- _DIRECTION_
Write out the listing below exactly, and omit any images you find in it.

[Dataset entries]
--------

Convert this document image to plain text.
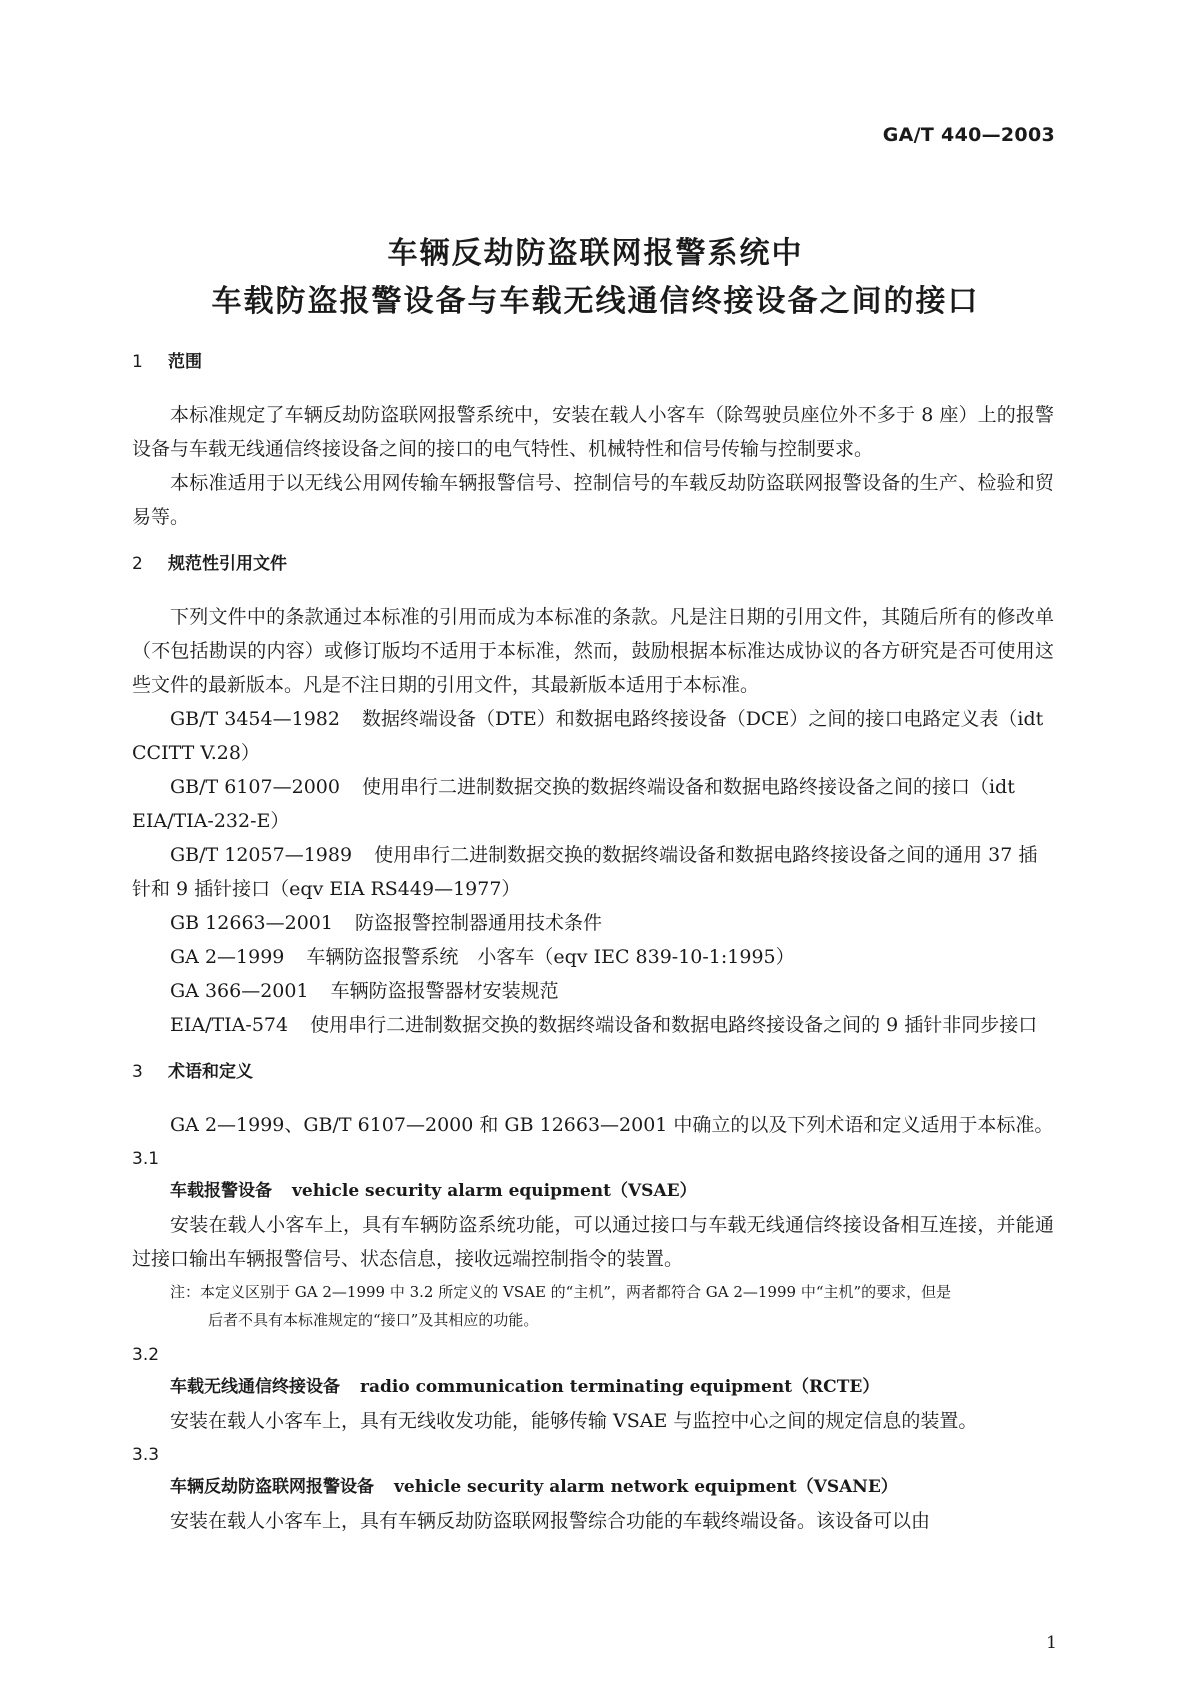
GA/T 440—2003
车辆反劫防盗联网报警系统中
车载防盗报警设备与车载无线通信终接设备之间的接口
1 范围

本标准规定了车辆反劫防盗联网报警系统中，安装在载人小客车（除驾驶员座位外不多于 8 座）上的报警设备与车载无线通信终接设备之间的接口的电气特性、机械特性和信号传输与控制要求。

本标准适用于以无线公用网传输车辆报警信号、控制信号的车载反劫防盗联网报警设备的生产、检验和贸易等。

2 规范性引用文件

下列文件中的条款通过本标准的引用而成为本标准的条款。凡是注日期的引用文件，其随后所有的修改单（不包括勘误的内容）或修订版均不适用于本标准，然而，鼓励根据本标准达成协议的各方研究是否可使用这些文件的最新版本。凡是不注日期的引用文件，其最新版本适用于本标准。

GB/T 3454—1982 数据终端设备（DTE）和数据电路终接设备（DCE）之间的接口电路定义表（idt CCITT V.28）

GB/T 6107—2000 使用串行二进制数据交换的数据终端设备和数据电路终接设备之间的接口（idt EIA/TIA-232-E）

GB/T 12057—1989 使用串行二进制数据交换的数据终端设备和数据电路终接设备之间的通用 37 插针和 9 插针接口（eqv EIA RS449—1977）

GB 12663—2001 防盗报警控制器通用技术条件

GA 2—1999 车辆防盗报警系统　小客车（eqv IEC 839-10-1:1995）

GA 366—2001 车辆防盗报警器材安装规范

EIA/TIA-574 使用串行二进制数据交换的数据终端设备和数据电路终接设备之间的 9 插针非同步接口

3 术语和定义

GA 2—1999、GB/T 6107—2000 和 GB 12663—2001 中确立的以及下列术语和定义适用于本标准。

3.1

车载报警设备 vehicle security alarm equipment（VSAE）

安装在载人小客车上，具有车辆防盗系统功能，可以通过接口与车载无线通信终接设备相互连接，并能通过接口输出车辆报警信号、状态信息，接收远端控制指令的装置。

注：本定义区别于 GA 2—1999 中 3.2 所定义的 VSAE 的“主机”，两者都符合 GA 2—1999 中“主机”的要求，但是
后者不具有本标准规定的“接口”及其相应的功能。
3.2

车载无线通信终接设备 radio communication terminating equipment（RCTE）

安装在载人小客车上，具有无线收发功能，能够传输 VSAE 与监控中心之间的规定信息的装置。

3.3

车辆反劫防盗联网报警设备 vehicle security alarm network equipment（VSANE）

安装在载人小客车上，具有车辆反劫防盗联网报警综合功能的车载终端设备。该设备可以由

1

--------

- _TASK RESULT_
Convert this document image to plain text.
GA/T 440—2003
车辆反劫防盗联网报警系统中
车载防盗报警设备与车载无线通信终接设备之间的接口
1 范围

本标准规定了车辆反劫防盗联网报警系统中，安装在载人小客车（除驾驶员座位外不多于 8 座）上的报警设备与车载无线通信终接设备之间的接口的电气特性、机械特性和信号传输与控制要求。

本标准适用于以无线公用网传输车辆报警信号、控制信号的车载反劫防盗联网报警设备的生产、检验和贸易等。

2 规范性引用文件

下列文件中的条款通过本标准的引用而成为本标准的条款。凡是注日期的引用文件，其随后所有的修改单（不包括勘误的内容）或修订版均不适用于本标准，然而，鼓励根据本标准达成协议的各方研究是否可使用这些文件的最新版本。凡是不注日期的引用文件，其最新版本适用于本标准。

GB/T 3454—1982 数据终端设备（DTE）和数据电路终接设备（DCE）之间的接口电路定义表（idt CCITT V.28）

GB/T 6107—2000 使用串行二进制数据交换的数据终端设备和数据电路终接设备之间的接口（idt EIA/TIA-232-E）

GB/T 12057—1989 使用串行二进制数据交换的数据终端设备和数据电路终接设备之间的通用 37 插针和 9 插针接口（eqv EIA RS449—1977）

GB 12663—2001 防盗报警控制器通用技术条件

GA 2—1999 车辆防盗报警系统　小客车（eqv IEC 839-10-1:1995）

GA 366—2001 车辆防盗报警器材安装规范

EIA/TIA-574 使用串行二进制数据交换的数据终端设备和数据电路终接设备之间的 9 插针非同步接口

3 术语和定义

GA 2—1999、GB/T 6107—2000 和 GB 12663—2001 中确立的以及下列术语和定义适用于本标准。

3.1

车载报警设备 vehicle security alarm equipment（VSAE）

安装在载人小客车上，具有车辆防盗系统功能，可以通过接口与车载无线通信终接设备相互连接，并能通过接口输出车辆报警信号、状态信息，接收远端控制指令的装置。

注：本定义区别于 GA 2—1999 中 3.2 所定义的 VSAE 的“主机”，两者都符合 GA 2—1999 中“主机”的要求，但是
后者不具有本标准规定的“接口”及其相应的功能。
3.2

车载无线通信终接设备 radio communication terminating equipment（RCTE）

安装在载人小客车上，具有无线收发功能，能够传输 VSAE 与监控中心之间的规定信息的装置。

3.3

车辆反劫防盗联网报警设备 vehicle security alarm network equipment（VSANE）

安装在载人小客车上，具有车辆反劫防盗联网报警综合功能的车载终端设备。该设备可以由

1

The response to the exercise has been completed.